# SELECTED TEXT:
################
Artistic Channeling or Mere Coincidence?

An artist friend of mine sent me a brilliant image he saw (and admired) a long time ago. He believes it was posted at Dark Roasted Blend. He can't remember when it was posted or whose image it is. Can anyone identify and/or date it?

The reason I ask: In the issue of The New Yorker of Dec. 22 & 29, 2008, there's an excellent illustration by Christoph Niemann for James Surowiecki's article, "News You Can Lose," on page 48 that, in conception, bears a striking resemblance to it. As you can see. I'm trying to find out whether this is a case similar to the copycat at work -- let's call it artistic channeling, to be charitable -- or mere coincidence. Or maybe Niemann posted that image himself. Anything is possible, right?

Postscript: Dec. 29 --Turns out Dark Roasted Blend posted the image recently, not "a long time ago." On Dec. 12, 2008, to be exact, per this response to our inquiry from DRB blogger extraordinaire Avi Abrams:

DRB has it on this page (scroll down), but we don't know what is the original source, as it came inside anonymous email. I tried to search for it using TinEye -- but it did not pick up the original either.

So could the concept for that illustration have filtered from DRB to The New Yorker just in time for the Dec. 22&29 issue? Possibly, depending on the magazine's production schedule. But possibly not. I finally got a bright idea and asked Christoph Niemann. Am awaiting his reply.

PPS: This just in, and I'm grateful to have it, so I can do him complete justice:

Dear Jan Herman,

Thank you for your note.

Obviously it is an awkward moment to have one's illustration displayed in the context of being conceptually similar to another picture.
################
Part of a data file
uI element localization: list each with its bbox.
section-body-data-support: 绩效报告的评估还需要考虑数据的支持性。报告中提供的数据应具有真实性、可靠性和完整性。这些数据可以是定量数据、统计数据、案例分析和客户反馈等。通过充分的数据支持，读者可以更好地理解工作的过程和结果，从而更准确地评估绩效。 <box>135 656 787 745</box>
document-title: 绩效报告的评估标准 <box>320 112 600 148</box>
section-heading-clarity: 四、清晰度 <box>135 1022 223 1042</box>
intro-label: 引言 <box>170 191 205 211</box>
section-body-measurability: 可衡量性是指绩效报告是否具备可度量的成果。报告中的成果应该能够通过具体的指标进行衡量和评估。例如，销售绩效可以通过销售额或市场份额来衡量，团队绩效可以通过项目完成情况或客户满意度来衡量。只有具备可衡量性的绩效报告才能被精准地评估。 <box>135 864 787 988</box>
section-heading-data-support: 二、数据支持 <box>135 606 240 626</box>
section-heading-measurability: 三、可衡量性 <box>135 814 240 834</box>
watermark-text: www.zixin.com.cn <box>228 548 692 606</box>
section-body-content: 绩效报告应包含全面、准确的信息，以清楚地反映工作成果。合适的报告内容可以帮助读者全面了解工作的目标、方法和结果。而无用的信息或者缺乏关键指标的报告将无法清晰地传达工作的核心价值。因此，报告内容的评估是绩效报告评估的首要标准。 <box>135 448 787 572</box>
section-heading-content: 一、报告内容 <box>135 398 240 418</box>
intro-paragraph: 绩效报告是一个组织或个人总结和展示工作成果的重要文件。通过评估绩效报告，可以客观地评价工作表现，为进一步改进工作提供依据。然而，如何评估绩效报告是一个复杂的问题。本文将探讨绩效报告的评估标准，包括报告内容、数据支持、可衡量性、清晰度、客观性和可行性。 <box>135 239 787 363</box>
################
# EXERCISE PROMPT:
From the blog post about the Niemann illustration, reproduce the stretch from "DRB has it on" through "awaiting his reply.".

# CORRECT RESULT:
DRB has it on this page (scroll down), but we don't know what is the original source, as it came inside anonymous email. I tried to search for it using TinEye -- but it did not pick up the original either.

So could the concept for that illustration have filtered from DRB to The New Yorker just in time for the Dec. 22&29 issue? Possibly, depending on the magazine's production schedule. But possibly not. I finally got a bright idea and asked Christoph Niemann. Am awaiting his reply.